Goal ▸ Reproduce every line of the material below word for word, leaving out the pictures.

Material provided ▸
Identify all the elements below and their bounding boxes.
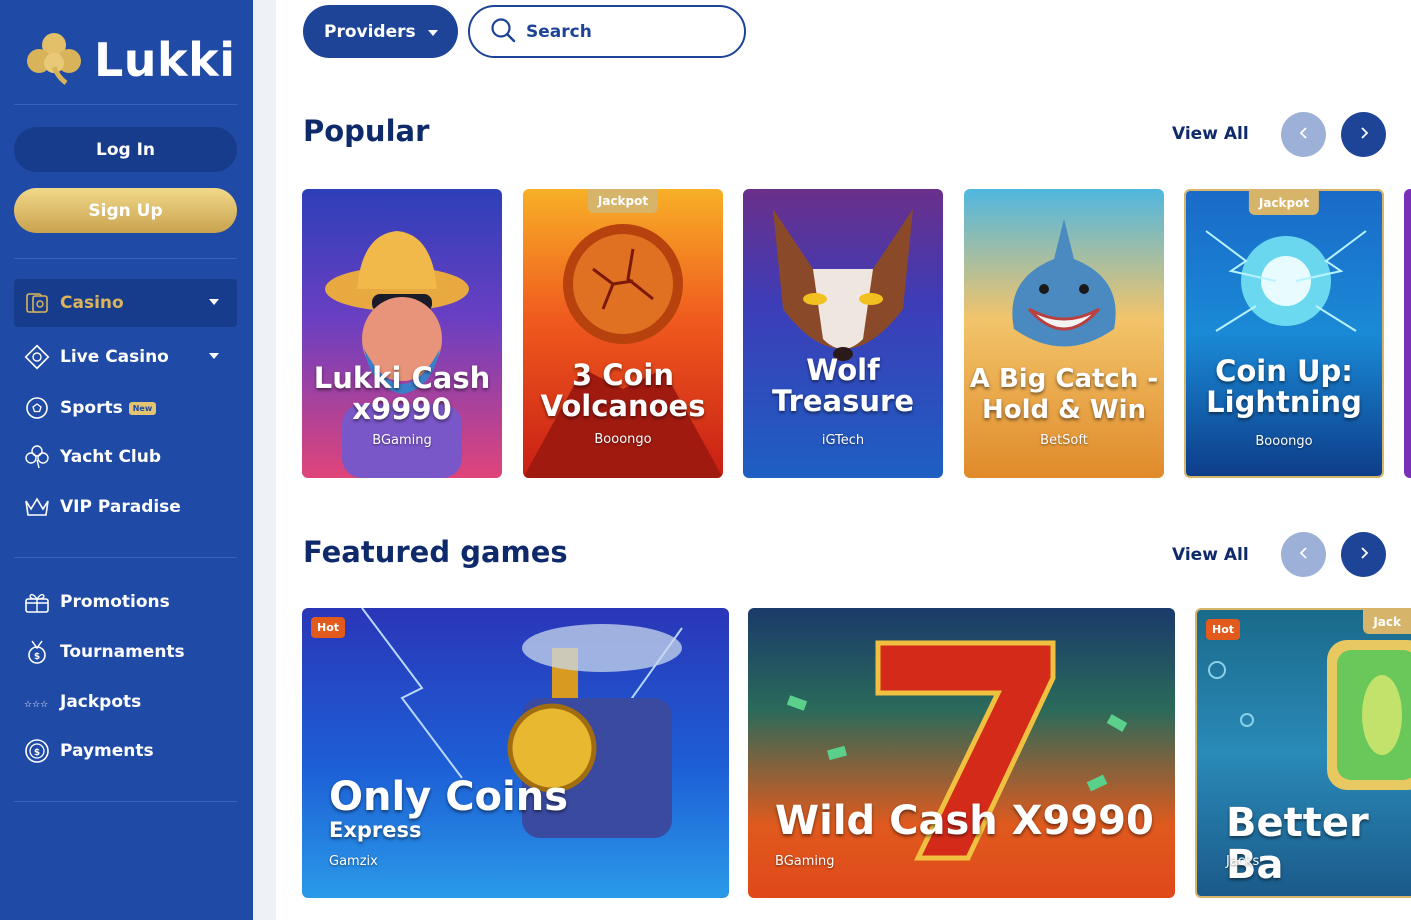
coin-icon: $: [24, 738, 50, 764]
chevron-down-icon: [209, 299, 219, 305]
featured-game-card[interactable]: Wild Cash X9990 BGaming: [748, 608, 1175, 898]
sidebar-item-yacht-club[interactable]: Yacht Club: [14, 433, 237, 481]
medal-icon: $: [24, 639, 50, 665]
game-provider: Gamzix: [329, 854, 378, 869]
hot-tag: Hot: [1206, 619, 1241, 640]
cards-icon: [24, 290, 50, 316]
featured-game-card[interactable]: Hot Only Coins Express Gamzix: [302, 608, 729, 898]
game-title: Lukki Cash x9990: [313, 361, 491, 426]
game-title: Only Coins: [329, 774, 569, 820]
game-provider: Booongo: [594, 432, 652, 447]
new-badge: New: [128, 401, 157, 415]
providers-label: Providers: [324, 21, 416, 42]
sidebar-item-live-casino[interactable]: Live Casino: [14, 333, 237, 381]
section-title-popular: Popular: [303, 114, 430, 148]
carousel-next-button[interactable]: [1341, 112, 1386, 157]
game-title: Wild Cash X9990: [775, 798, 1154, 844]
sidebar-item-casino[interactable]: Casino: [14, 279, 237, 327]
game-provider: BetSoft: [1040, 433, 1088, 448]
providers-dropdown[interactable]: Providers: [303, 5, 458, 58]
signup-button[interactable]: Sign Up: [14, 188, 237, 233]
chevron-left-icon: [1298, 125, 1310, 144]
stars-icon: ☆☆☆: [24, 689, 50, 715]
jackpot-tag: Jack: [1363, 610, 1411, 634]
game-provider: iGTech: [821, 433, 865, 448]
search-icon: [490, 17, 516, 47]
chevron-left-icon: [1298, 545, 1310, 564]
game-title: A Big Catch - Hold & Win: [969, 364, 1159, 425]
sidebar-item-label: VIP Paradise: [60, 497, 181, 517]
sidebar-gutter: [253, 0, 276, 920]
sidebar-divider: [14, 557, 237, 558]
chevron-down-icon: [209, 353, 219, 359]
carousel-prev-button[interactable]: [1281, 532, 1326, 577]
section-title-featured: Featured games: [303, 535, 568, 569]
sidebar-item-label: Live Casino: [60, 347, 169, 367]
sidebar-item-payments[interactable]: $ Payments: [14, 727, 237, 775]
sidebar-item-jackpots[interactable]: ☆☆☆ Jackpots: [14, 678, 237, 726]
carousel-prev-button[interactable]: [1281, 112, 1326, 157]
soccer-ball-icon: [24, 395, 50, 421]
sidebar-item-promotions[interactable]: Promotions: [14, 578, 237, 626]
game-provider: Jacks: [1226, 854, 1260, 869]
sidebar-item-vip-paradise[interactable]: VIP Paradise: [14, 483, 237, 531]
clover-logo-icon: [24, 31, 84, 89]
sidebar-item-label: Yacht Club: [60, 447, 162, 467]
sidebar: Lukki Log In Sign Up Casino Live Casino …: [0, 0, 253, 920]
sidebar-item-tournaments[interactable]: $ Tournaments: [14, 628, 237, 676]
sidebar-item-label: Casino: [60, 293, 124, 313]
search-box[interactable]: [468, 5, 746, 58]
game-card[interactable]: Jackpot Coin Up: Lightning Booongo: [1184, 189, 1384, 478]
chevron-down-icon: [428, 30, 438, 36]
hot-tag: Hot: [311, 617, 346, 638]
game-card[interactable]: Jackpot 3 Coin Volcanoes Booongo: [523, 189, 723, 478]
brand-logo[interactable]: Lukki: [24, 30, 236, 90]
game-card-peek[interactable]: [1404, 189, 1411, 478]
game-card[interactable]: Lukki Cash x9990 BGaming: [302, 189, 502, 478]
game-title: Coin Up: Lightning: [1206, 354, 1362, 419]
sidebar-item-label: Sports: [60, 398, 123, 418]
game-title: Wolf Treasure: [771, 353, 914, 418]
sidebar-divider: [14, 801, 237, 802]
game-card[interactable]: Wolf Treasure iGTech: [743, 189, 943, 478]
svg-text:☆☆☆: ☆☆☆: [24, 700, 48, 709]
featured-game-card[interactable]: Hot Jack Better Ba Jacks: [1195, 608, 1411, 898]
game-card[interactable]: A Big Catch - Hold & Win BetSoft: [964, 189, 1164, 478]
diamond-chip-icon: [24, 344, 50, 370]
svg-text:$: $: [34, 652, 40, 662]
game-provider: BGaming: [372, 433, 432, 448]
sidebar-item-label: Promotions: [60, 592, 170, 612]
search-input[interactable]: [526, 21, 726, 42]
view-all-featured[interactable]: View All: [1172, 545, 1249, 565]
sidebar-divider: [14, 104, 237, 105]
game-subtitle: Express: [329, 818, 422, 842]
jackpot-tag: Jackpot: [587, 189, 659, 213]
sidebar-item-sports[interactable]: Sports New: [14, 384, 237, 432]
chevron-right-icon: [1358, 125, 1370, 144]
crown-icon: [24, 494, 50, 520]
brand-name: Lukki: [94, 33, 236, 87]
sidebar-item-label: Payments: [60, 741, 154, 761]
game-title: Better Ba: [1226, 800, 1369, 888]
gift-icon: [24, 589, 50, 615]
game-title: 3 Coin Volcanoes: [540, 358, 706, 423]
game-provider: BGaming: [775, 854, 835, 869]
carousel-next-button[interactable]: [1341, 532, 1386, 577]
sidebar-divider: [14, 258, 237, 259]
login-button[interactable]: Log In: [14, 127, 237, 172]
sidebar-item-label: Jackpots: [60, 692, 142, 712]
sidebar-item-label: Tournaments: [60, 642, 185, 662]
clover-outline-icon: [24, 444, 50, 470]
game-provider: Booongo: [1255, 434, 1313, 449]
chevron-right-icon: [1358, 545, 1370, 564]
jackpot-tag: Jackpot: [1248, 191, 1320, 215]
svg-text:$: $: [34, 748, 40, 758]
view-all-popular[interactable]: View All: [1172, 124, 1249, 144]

Task solution ▸
Identify all the elements below and their bounding boxes.
coin-icon: $: [24, 738, 50, 764]
chevron-down-icon: [209, 299, 219, 305]
featured-game-card[interactable]: Wild Cash X9990 BGaming: [748, 608, 1175, 898]
sidebar-item-yacht-club[interactable]: Yacht Club: [14, 433, 237, 481]
medal-icon: $: [24, 639, 50, 665]
game-provider: Gamzix: [329, 854, 378, 869]
hot-tag: Hot: [1206, 619, 1241, 640]
cards-icon: [24, 290, 50, 316]
featured-game-card[interactable]: Hot Only Coins Express Gamzix: [302, 608, 729, 898]
game-title: Lukki Cash x9990: [313, 361, 491, 426]
game-title: Only Coins: [329, 774, 569, 820]
game-provider: Booongo: [594, 432, 652, 447]
new-badge: New: [128, 401, 157, 415]
providers-label: Providers: [324, 21, 416, 42]
sidebar-item-live-casino[interactable]: Live Casino: [14, 333, 237, 381]
section-title-popular: Popular: [303, 114, 430, 148]
carousel-next-button[interactable]: [1341, 112, 1386, 157]
game-title: Wild Cash X9990: [775, 798, 1154, 844]
sidebar-item-casino[interactable]: Casino: [14, 279, 237, 327]
game-provider: BetSoft: [1040, 433, 1088, 448]
providers-dropdown[interactable]: Providers: [303, 5, 458, 58]
signup-button[interactable]: Sign Up: [14, 188, 237, 233]
chevron-left-icon: [1298, 125, 1310, 144]
stars-icon: ☆☆☆: [24, 689, 50, 715]
jackpot-tag: Jack: [1363, 610, 1411, 634]
game-provider: iGTech: [821, 433, 865, 448]
search-icon: [490, 17, 516, 47]
chevron-left-icon: [1298, 545, 1310, 564]
game-title: A Big Catch - Hold & Win: [969, 364, 1159, 425]
sidebar-item-label: VIP Paradise: [60, 497, 181, 517]
sidebar-gutter: [253, 0, 276, 920]
sidebar-divider: [14, 557, 237, 558]
chevron-down-icon: [209, 353, 219, 359]
carousel-prev-button[interactable]: [1281, 532, 1326, 577]
section-title-featured: Featured games: [303, 535, 568, 569]
sidebar-item-label: Live Casino: [60, 347, 169, 367]
sidebar-item-payments[interactable]: $ Payments: [14, 727, 237, 775]
sidebar-item-jackpots[interactable]: ☆☆☆ Jackpots: [14, 678, 237, 726]
carousel-prev-button[interactable]: [1281, 112, 1326, 157]
soccer-ball-icon: [24, 395, 50, 421]
sidebar-item-promotions[interactable]: Promotions: [14, 578, 237, 626]
game-provider: Jacks: [1226, 854, 1260, 869]
sidebar-item-vip-paradise[interactable]: VIP Paradise: [14, 483, 237, 531]
clover-logo-icon: [24, 31, 84, 89]
sidebar-item-label: Yacht Club: [60, 447, 162, 467]
sidebar: Lukki Log In Sign Up Casino Live Casino …: [0, 0, 253, 920]
sidebar-item-tournaments[interactable]: $ Tournaments: [14, 628, 237, 676]
sidebar-item-label: Casino: [60, 293, 124, 313]
search-box[interactable]: [468, 5, 746, 58]
game-card[interactable]: Jackpot Coin Up: Lightning Booongo: [1184, 189, 1384, 478]
chevron-down-icon: [428, 30, 438, 36]
hot-tag: Hot: [311, 617, 346, 638]
game-card[interactable]: Jackpot 3 Coin Volcanoes Booongo: [523, 189, 723, 478]
brand-logo[interactable]: Lukki: [24, 30, 236, 90]
game-card-peek[interactable]: [1404, 189, 1411, 478]
game-card[interactable]: Lukki Cash x9990 BGaming: [302, 189, 502, 478]
game-title: Coin Up: Lightning: [1206, 354, 1362, 419]
sidebar-item-label: Sports: [60, 398, 123, 418]
game-title: Wolf Treasure: [771, 353, 914, 418]
sidebar-divider: [14, 801, 237, 802]
game-card[interactable]: Wolf Treasure iGTech: [743, 189, 943, 478]
svg-text:☆☆☆: ☆☆☆: [24, 700, 48, 709]
featured-game-card[interactable]: Hot Jack Better Ba Jacks: [1195, 608, 1411, 898]
game-card[interactable]: A Big Catch - Hold & Win BetSoft: [964, 189, 1164, 478]
diamond-chip-icon: [24, 344, 50, 370]
svg-text:$: $: [34, 652, 40, 662]
game-provider: BGaming: [372, 433, 432, 448]
sidebar-item-label: Promotions: [60, 592, 170, 612]
search-input[interactable]: [526, 21, 726, 42]
view-all-featured[interactable]: View All: [1172, 545, 1249, 565]
sidebar-divider: [14, 104, 237, 105]
game-subtitle: Express: [329, 818, 422, 842]
jackpot-tag: Jackpot: [587, 189, 659, 213]
sidebar-item-sports[interactable]: Sports New: [14, 384, 237, 432]
chevron-right-icon: [1358, 125, 1370, 144]
crown-icon: [24, 494, 50, 520]
brand-name: Lukki: [94, 33, 236, 87]
sidebar-item-label: Payments: [60, 741, 154, 761]
game-title: Better Ba: [1226, 800, 1369, 888]
gift-icon: [24, 589, 50, 615]
game-title: 3 Coin Volcanoes: [540, 358, 706, 423]
game-provider: BGaming: [775, 854, 835, 869]
carousel-next-button[interactable]: [1341, 532, 1386, 577]
sidebar-divider: [14, 258, 237, 259]
login-button[interactable]: Log In: [14, 127, 237, 172]
sidebar-item-label: Jackpots: [60, 692, 142, 712]
sidebar-item-label: Tournaments: [60, 642, 185, 662]
clover-outline-icon: [24, 444, 50, 470]
game-provider: Booongo: [1255, 434, 1313, 449]
chevron-right-icon: [1358, 545, 1370, 564]
jackpot-tag: Jackpot: [1248, 191, 1320, 215]
svg-text:$: $: [34, 748, 40, 758]
view-all-popular[interactable]: View All: [1172, 124, 1249, 144]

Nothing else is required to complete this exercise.